— start DATASET —

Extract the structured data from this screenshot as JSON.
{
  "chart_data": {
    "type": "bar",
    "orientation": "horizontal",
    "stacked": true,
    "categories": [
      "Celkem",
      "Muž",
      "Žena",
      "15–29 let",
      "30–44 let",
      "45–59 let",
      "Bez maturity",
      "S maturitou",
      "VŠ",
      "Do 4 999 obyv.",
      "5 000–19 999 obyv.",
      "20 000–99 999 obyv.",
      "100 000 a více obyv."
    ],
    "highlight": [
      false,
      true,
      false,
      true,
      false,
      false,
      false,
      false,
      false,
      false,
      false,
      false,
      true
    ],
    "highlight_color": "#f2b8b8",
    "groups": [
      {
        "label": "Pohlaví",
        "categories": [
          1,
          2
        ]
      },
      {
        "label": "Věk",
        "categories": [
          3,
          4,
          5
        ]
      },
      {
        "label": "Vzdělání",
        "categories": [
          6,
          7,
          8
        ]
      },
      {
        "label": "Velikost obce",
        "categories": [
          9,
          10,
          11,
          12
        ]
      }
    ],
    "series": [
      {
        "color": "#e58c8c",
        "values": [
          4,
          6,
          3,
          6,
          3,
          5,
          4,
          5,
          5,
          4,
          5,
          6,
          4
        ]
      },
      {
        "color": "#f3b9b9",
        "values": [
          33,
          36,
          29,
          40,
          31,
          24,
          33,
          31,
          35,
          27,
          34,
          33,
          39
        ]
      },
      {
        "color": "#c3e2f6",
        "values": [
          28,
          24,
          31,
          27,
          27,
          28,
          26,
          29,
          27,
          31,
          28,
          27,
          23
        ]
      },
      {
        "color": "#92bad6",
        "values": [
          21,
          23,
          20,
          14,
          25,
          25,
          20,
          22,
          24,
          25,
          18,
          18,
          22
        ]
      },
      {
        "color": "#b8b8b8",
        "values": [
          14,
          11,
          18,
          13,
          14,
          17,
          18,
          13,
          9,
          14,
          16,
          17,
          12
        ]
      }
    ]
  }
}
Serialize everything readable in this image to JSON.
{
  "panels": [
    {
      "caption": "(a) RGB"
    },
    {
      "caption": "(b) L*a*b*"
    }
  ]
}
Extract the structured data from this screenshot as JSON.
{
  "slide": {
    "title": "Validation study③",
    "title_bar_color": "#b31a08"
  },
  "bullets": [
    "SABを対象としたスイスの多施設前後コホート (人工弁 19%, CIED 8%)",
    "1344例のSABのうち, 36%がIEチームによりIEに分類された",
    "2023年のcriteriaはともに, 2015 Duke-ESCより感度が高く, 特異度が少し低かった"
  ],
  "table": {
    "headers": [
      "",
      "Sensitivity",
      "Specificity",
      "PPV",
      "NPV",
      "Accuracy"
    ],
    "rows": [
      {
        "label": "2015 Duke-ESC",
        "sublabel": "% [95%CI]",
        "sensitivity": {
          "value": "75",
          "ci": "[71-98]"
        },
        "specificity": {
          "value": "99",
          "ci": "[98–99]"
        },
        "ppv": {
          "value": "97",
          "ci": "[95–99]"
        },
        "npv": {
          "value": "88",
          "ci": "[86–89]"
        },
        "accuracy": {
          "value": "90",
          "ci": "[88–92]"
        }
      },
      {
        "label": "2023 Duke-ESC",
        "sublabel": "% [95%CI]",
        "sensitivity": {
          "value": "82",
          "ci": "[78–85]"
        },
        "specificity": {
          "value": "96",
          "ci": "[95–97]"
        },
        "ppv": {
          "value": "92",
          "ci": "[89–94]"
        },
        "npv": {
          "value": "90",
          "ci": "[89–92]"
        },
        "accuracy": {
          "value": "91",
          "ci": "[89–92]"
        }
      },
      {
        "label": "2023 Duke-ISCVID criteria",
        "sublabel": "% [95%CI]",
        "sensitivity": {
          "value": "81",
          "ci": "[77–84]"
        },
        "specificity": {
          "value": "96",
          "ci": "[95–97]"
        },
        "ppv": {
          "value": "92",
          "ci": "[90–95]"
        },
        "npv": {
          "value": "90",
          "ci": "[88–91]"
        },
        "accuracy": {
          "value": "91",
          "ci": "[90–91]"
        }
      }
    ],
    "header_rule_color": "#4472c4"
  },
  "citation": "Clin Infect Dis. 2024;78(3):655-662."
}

— end DATASET —

EXERCISE: Could you transcribe the records in full, exactly?

WRITTEN ANSWER:
Extract the structured data from this screenshot as JSON.
{
  "chart_data": {
    "type": "bar",
    "orientation": "horizontal",
    "stacked": true,
    "categories": [
      "Celkem",
      "Muž",
      "Žena",
      "15–29 let",
      "30–44 let",
      "45–59 let",
      "Bez maturity",
      "S maturitou",
      "VŠ",
      "Do 4 999 obyv.",
      "5 000–19 999 obyv.",
      "20 000–99 999 obyv.",
      "100 000 a více obyv."
    ],
    "highlight": [
      false,
      true,
      false,
      true,
      false,
      false,
      false,
      false,
      false,
      false,
      false,
      false,
      true
    ],
    "highlight_color": "#f2b8b8",
    "groups": [
      {
        "label": "Pohlaví",
        "categories": [
          1,
          2
        ]
      },
      {
        "label": "Věk",
        "categories": [
          3,
          4,
          5
        ]
      },
      {
        "label": "Vzdělání",
        "categories": [
          6,
          7,
          8
        ]
      },
      {
        "label": "Velikost obce",
        "categories": [
          9,
          10,
          11,
          12
        ]
      }
    ],
    "series": [
      {
        "color": "#e58c8c",
        "values": [
          4,
          6,
          3,
          6,
          3,
          5,
          4,
          5,
          5,
          4,
          5,
          6,
          4
        ]
      },
      {
        "color": "#f3b9b9",
        "values": [
          33,
          36,
          29,
          40,
          31,
          24,
          33,
          31,
          35,
          27,
          34,
          33,
          39
        ]
      },
      {
        "color": "#c3e2f6",
        "values": [
          28,
          24,
          31,
          27,
          27,
          28,
          26,
          29,
          27,
          31,
          28,
          27,
          23
        ]
      },
      {
        "color": "#92bad6",
        "values": [
          21,
          23,
          20,
          14,
          25,
          25,
          20,
          22,
          24,
          25,
          18,
          18,
          22
        ]
      },
      {
        "color": "#b8b8b8",
        "values": [
          14,
          11,
          18,
          13,
          14,
          17,
          18,
          13,
          9,
          14,
          16,
          17,
          12
        ]
      }
    ]
  }
}
Serialize everything readable in this image to JSON.
{
  "panels": [
    {
      "caption": "(a) RGB"
    },
    {
      "caption": "(b) L*a*b*"
    }
  ]
}
Extract the structured data from this screenshot as JSON.
{
  "slide": {
    "title": "Validation study③",
    "title_bar_color": "#b31a08"
  },
  "bullets": [
    "SABを対象としたスイスの多施設前後コホート (人工弁 19%, CIED 8%)",
    "1344例のSABのうち, 36%がIEチームによりIEに分類された",
    "2023年のcriteriaはともに, 2015 Duke-ESCより感度が高く, 特異度が少し低かった"
  ],
  "table": {
    "headers": [
      "",
      "Sensitivity",
      "Specificity",
      "PPV",
      "NPV",
      "Accuracy"
    ],
    "rows": [
      {
        "label": "2015 Duke-ESC",
        "sublabel": "% [95%CI]",
        "sensitivity": {
          "value": "75",
          "ci": "[71-98]"
        },
        "specificity": {
          "value": "99",
          "ci": "[98–99]"
        },
        "ppv": {
          "value": "97",
          "ci": "[95–99]"
        },
        "npv": {
          "value": "88",
          "ci": "[86–89]"
        },
        "accuracy": {
          "value": "90",
          "ci": "[88–92]"
        }
      },
      {
        "label": "2023 Duke-ESC",
        "sublabel": "% [95%CI]",
        "sensitivity": {
          "value": "82",
          "ci": "[78–85]"
        },
        "specificity": {
          "value": "96",
          "ci": "[95–97]"
        },
        "ppv": {
          "value": "92",
          "ci": "[89–94]"
        },
        "npv": {
          "value": "90",
          "ci": "[89–92]"
        },
        "accuracy": {
          "value": "91",
          "ci": "[89–92]"
        }
      },
      {
        "label": "2023 Duke-ISCVID criteria",
        "sublabel": "% [95%CI]",
        "sensitivity": {
          "value": "81",
          "ci": "[77–84]"
        },
        "specificity": {
          "value": "96",
          "ci": "[95–97]"
        },
        "ppv": {
          "value": "92",
          "ci": "[90–95]"
        },
        "npv": {
          "value": "90",
          "ci": "[88–91]"
        },
        "accuracy": {
          "value": "91",
          "ci": "[90–91]"
        }
      }
    ],
    "header_rule_color": "#4472c4"
  },
  "citation": "Clin Infect Dis. 2024;78(3):655-662."
}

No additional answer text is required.